--- START GIVEN RECORDS ---

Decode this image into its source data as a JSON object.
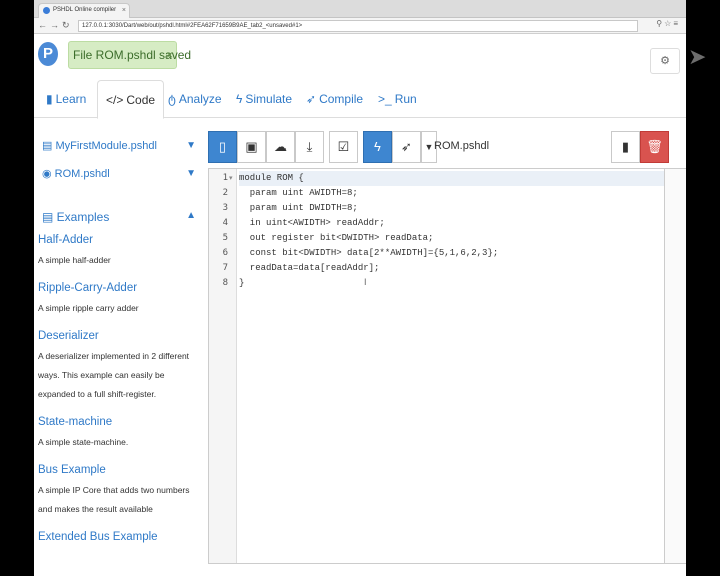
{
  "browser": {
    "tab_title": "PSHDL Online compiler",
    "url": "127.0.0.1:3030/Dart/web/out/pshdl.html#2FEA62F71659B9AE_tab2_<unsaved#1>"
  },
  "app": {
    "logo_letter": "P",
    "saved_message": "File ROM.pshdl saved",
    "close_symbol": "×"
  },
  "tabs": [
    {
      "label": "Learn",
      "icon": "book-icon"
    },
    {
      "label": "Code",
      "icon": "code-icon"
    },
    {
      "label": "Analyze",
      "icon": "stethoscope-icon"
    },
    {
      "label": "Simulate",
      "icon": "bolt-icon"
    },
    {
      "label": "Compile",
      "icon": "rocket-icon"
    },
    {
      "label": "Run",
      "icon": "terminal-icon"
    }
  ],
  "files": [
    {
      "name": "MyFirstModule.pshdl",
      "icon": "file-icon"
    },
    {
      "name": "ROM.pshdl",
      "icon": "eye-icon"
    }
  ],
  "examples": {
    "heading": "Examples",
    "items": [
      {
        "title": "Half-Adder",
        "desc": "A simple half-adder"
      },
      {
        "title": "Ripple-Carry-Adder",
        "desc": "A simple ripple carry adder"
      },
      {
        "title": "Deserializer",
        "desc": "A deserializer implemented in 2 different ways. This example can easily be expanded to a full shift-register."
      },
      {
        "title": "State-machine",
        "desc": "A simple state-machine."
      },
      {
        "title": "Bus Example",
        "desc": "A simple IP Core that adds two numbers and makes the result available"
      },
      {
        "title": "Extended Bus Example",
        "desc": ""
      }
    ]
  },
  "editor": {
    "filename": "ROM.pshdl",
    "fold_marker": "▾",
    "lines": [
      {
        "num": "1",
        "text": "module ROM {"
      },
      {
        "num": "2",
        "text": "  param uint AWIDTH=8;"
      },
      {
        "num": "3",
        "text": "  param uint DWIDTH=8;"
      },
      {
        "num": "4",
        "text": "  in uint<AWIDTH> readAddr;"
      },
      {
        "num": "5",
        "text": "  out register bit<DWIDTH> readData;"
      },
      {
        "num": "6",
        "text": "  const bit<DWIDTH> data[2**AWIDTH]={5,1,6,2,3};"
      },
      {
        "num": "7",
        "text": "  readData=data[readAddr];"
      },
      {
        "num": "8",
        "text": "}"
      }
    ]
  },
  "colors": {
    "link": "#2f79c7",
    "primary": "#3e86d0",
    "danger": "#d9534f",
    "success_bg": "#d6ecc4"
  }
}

--- END GIVEN RECORDS ---

Without including any picture, retype the entries exactly.

Decode this image into its source data as a JSON object.
{
  "browser": {
    "tab_title": "PSHDL Online compiler",
    "url": "127.0.0.1:3030/Dart/web/out/pshdl.html#2FEA62F71659B9AE_tab2_<unsaved#1>"
  },
  "app": {
    "logo_letter": "P",
    "saved_message": "File ROM.pshdl saved",
    "close_symbol": "×"
  },
  "tabs": [
    {
      "label": "Learn",
      "icon": "book-icon"
    },
    {
      "label": "Code",
      "icon": "code-icon"
    },
    {
      "label": "Analyze",
      "icon": "stethoscope-icon"
    },
    {
      "label": "Simulate",
      "icon": "bolt-icon"
    },
    {
      "label": "Compile",
      "icon": "rocket-icon"
    },
    {
      "label": "Run",
      "icon": "terminal-icon"
    }
  ],
  "files": [
    {
      "name": "MyFirstModule.pshdl",
      "icon": "file-icon"
    },
    {
      "name": "ROM.pshdl",
      "icon": "eye-icon"
    }
  ],
  "examples": {
    "heading": "Examples",
    "items": [
      {
        "title": "Half-Adder",
        "desc": "A simple half-adder"
      },
      {
        "title": "Ripple-Carry-Adder",
        "desc": "A simple ripple carry adder"
      },
      {
        "title": "Deserializer",
        "desc": "A deserializer implemented in 2 different ways. This example can easily be expanded to a full shift-register."
      },
      {
        "title": "State-machine",
        "desc": "A simple state-machine."
      },
      {
        "title": "Bus Example",
        "desc": "A simple IP Core that adds two numbers and makes the result available"
      },
      {
        "title": "Extended Bus Example",
        "desc": ""
      }
    ]
  },
  "editor": {
    "filename": "ROM.pshdl",
    "fold_marker": "▾",
    "lines": [
      {
        "num": "1",
        "text": "module ROM {"
      },
      {
        "num": "2",
        "text": "  param uint AWIDTH=8;"
      },
      {
        "num": "3",
        "text": "  param uint DWIDTH=8;"
      },
      {
        "num": "4",
        "text": "  in uint<AWIDTH> readAddr;"
      },
      {
        "num": "5",
        "text": "  out register bit<DWIDTH> readData;"
      },
      {
        "num": "6",
        "text": "  const bit<DWIDTH> data[2**AWIDTH]={5,1,6,2,3};"
      },
      {
        "num": "7",
        "text": "  readData=data[readAddr];"
      },
      {
        "num": "8",
        "text": "}"
      }
    ]
  },
  "colors": {
    "link": "#2f79c7",
    "primary": "#3e86d0",
    "danger": "#d9534f",
    "success_bg": "#d6ecc4"
  }
}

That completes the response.